PROBLEM 1:
Decide whether each statement below agrees with the passage on Theseus and Hippolyta. For each, answer yes or no and quote the deciding words from the passage.
(a) The writer believes Hippolyta needs a good deal of keeping in line.
(b) Suzanne Westfall says both Theseus and Egeus are doubling.
(c) According to Suzanne Westfall, Egeus has to dress for Oberon.
PROBLEM 2:
Continue the passage on Theseus and Hippolyta, picking up right after its final sentence.

TEXT SHOWN:
Arnie Perlstein responds, "Theseus has two problems -- what to do about Hermia 
and Demetrius, and keeping Hippolyta in line."

Not any major complaint, but I don't see much in Hippolyta that requires keeping 
in line. On the contrary, she seems, for a warrior-queen, rather bland and quite 
the lady.

Are we talking about some recent, feminist portrayals of her that follow the 
idea shown in recent productions of "Shrew" that show Kate as a woman terrorized 
into submission by physical abuse? I don't see that either, but people add all 
sorts of political agendas when they get Shakespeare into their hands.

Suzanne Westfall remarks, "In regard to Theseus' 'private schooling': both 
Theseus and Egeus have to get offstage and change, since both are doubling. 
Theseus has to dress for Oberon, which might take a bit of time. That's the 
actor's answer."

DATASET:
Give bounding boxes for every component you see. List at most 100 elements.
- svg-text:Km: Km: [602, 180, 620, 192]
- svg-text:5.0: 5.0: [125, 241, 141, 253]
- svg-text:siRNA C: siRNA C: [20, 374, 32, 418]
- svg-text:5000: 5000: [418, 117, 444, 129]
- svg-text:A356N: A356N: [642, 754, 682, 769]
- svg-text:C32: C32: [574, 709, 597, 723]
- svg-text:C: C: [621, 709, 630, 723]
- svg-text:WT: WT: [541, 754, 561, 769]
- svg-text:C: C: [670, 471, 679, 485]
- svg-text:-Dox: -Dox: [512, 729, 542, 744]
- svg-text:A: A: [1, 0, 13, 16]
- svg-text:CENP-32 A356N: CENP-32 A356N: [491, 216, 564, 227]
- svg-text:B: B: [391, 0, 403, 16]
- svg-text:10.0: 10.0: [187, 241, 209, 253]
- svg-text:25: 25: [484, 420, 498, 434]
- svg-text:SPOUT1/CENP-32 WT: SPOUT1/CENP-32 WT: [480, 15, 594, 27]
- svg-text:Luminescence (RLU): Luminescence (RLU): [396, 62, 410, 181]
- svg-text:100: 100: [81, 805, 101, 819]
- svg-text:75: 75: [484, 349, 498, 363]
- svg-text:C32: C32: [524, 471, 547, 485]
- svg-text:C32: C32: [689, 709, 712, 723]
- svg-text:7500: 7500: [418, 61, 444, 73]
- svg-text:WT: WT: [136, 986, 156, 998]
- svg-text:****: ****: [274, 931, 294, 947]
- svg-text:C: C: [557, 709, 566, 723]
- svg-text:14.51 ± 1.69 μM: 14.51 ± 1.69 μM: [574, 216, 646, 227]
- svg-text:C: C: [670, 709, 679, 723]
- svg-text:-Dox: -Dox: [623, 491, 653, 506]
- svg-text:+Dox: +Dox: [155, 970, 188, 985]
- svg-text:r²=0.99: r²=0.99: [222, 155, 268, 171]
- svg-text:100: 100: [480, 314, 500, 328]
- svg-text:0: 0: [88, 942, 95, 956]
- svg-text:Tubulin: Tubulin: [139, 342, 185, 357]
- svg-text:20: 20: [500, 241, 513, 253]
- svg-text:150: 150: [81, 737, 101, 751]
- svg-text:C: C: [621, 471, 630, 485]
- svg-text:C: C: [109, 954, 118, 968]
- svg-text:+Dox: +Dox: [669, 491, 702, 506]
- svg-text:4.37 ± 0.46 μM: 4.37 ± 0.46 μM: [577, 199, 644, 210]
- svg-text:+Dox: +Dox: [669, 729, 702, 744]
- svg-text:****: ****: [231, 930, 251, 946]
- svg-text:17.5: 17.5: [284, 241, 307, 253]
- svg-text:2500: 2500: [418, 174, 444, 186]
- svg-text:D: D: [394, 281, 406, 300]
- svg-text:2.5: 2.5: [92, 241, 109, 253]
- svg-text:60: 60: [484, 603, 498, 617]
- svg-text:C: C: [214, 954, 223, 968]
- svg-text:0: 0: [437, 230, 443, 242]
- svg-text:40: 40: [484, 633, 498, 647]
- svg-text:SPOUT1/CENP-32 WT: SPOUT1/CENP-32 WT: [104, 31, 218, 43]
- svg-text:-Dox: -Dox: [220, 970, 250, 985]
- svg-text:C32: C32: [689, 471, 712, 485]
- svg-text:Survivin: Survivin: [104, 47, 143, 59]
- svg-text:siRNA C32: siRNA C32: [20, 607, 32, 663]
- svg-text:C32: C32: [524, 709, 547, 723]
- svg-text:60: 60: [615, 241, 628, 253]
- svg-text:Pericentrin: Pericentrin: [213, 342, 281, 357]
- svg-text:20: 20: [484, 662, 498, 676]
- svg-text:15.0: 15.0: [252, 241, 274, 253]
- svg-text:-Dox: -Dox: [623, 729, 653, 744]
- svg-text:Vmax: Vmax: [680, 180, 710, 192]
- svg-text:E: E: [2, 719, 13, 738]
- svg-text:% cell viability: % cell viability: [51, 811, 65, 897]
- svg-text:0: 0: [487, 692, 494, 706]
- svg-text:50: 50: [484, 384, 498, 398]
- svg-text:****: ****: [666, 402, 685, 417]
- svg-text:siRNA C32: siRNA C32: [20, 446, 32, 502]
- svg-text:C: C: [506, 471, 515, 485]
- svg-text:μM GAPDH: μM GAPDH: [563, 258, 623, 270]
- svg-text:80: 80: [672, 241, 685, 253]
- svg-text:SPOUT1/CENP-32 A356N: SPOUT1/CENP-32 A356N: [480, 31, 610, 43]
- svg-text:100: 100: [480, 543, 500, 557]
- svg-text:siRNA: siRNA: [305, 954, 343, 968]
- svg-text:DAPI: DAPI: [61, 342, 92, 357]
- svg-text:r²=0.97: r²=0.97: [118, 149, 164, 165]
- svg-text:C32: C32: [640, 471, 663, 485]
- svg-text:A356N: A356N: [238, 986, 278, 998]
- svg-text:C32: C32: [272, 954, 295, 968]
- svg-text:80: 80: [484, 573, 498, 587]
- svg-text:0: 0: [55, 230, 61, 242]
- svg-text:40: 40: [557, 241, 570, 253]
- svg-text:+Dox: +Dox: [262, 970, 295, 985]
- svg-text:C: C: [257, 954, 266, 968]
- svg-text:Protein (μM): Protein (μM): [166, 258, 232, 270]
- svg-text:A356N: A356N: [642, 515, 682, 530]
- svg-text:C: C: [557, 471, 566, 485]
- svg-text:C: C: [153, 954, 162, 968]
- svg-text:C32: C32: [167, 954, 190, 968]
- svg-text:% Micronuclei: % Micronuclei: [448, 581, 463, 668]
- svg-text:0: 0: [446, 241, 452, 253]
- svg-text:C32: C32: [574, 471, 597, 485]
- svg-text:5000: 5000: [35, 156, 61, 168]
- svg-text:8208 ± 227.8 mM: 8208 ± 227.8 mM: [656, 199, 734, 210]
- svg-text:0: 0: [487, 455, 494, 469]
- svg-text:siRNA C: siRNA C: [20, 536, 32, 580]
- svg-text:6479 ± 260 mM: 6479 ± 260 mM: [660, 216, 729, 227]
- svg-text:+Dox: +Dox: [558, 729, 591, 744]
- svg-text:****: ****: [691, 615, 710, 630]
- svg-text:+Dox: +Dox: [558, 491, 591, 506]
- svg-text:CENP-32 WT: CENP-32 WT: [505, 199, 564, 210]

OUTPUT 1:
(a) No: "I don't see much in Hippolyta that requires keeping in line."
(b) Yes: "both Theseus and Egeus have to get offstage and change, since both are doubling."
(c) No: "Theseus has to dress for Oberon, which might take a bit of time."

OUTPUT 2:
True (or possibly true), but the actor can't just check his wristwatch, say, 
"Oops, gotta change," and hustle off. He needs to have some sort of attitude 
toward Egeus and Demetrius which is carried in his tone of voice, facial 
expressions and gestures. I suggested the "seriously-annoyed" expression based 
on the unspoken idea, "You're causing me a lot of needless embarrassment and 
trouble when I'm supposed to be having fun."

Theseus getting more and more exasperated at the lot of them is one of those 
parts / scenes that I positively drool over taking on. (If anybody knows of a 
production in my area . . . never mind.)

(As to Oberon, for some years now I have longed to see him portrayed (in black 
tie) as a sophisticated and somewhat debauched English aristocrat out of Noel 
Coward. Titania would be the female equivalent, perhaps in pearlescent silk.)